Directions: Tally how many lines include "МЕЖГОСУДАРСТВЕННЫЙ". The number is the whole answer.

>>>>

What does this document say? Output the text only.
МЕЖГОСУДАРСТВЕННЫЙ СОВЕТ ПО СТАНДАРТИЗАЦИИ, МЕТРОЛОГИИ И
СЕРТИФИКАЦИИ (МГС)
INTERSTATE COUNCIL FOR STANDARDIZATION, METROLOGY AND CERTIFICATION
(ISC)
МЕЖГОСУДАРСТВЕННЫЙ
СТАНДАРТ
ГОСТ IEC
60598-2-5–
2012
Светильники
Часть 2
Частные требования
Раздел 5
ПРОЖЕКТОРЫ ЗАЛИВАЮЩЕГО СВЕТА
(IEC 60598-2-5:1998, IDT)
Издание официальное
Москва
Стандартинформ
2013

<<<<

Response for this exercise: 2